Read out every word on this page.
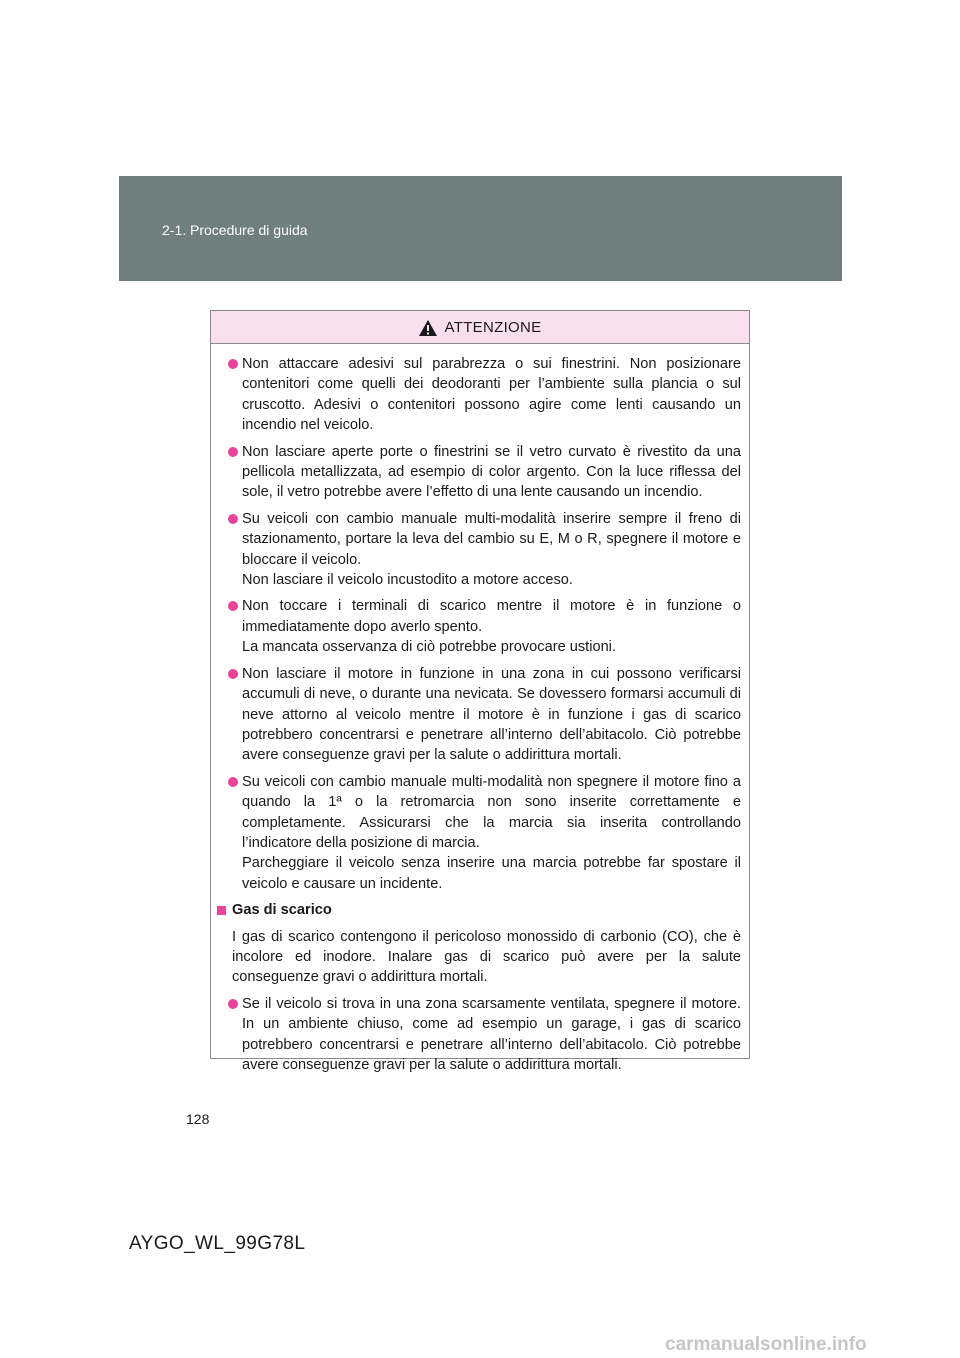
2-1. Procedure di guida
ATTENZIONE
Non attaccare adesivi sul parabrezza o sui finestrini. Non posizionare contenitori come quelli dei deodoranti per l’ambiente sulla plancia o sul cruscotto. Adesivi o contenitori possono agire come lenti causando un incendio nel veicolo.
Non lasciare aperte porte o finestrini se il vetro curvato è rivestito da una pellicola metallizzata, ad esempio di color argento. Con la luce riflessa del sole, il vetro potrebbe avere l’effetto di una lente causando un incendio.
Su veicoli con cambio manuale multi-modalità inserire sempre il freno di stazionamento, portare la leva del cambio su E, M o R, spegnere il motore e bloccare il veicolo.
Non lasciare il veicolo incustodito a motore acceso.
Non toccare i terminali di scarico mentre il motore è in funzione o immediatamente dopo averlo spento.
La mancata osservanza di ciò potrebbe provocare ustioni.
Non lasciare il motore in funzione in una zona in cui possono verificarsi accumuli di neve, o durante una nevicata. Se dovessero formarsi accumuli di neve attorno al veicolo mentre il motore è in funzione i gas di scarico potrebbero concentrarsi e penetrare all’interno dell’abitacolo. Ciò potrebbe avere conseguenze gravi per la salute o addirittura mortali.
Su veicoli con cambio manuale multi-modalità non spegnere il motore fino a quando la 1ª o la retromarcia non sono inserite correttamente e completamente. Assicurarsi che la marcia sia inserita controllando l’indicatore della posizione di marcia.
Parcheggiare il veicolo senza inserire una marcia potrebbe far spostare il veicolo e causare un incidente.
Gas di scarico
I gas di scarico contengono il pericoloso monossido di carbonio (CO), che è incolore ed inodore. Inalare gas di scarico può avere per la salute conseguenze gravi o addirittura mortali.
Se il veicolo si trova in una zona scarsamente ventilata, spegnere il motore. In un ambiente chiuso, come ad esempio un garage, i gas di scarico potrebbero concentrarsi e penetrare all’interno dell’abitacolo. Ciò potrebbe avere conseguenze gravi per la salute o addirittura mortali.
128
AYGO_WL_99G78L
carmanualsonline.info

***

** What is required **
List all lines in the material containing the string "finestrini".

** Response to this task **
Non attaccare adesivi sul parabrezza o sui finestrini. Non posizionare contenitori come quelli dei deodoranti per l’ambiente sulla plancia o sul cruscotto. Adesivi o contenitori possono agire come lenti causando un incendio nel veicolo.
Non lasciare aperte porte o finestrini se il vetro curvato è rivestito da una pellicola metallizzata, ad esempio di color argento. Con la luce riflessa del sole, il vetro potrebbe avere l’effetto di una lente causando un incendio.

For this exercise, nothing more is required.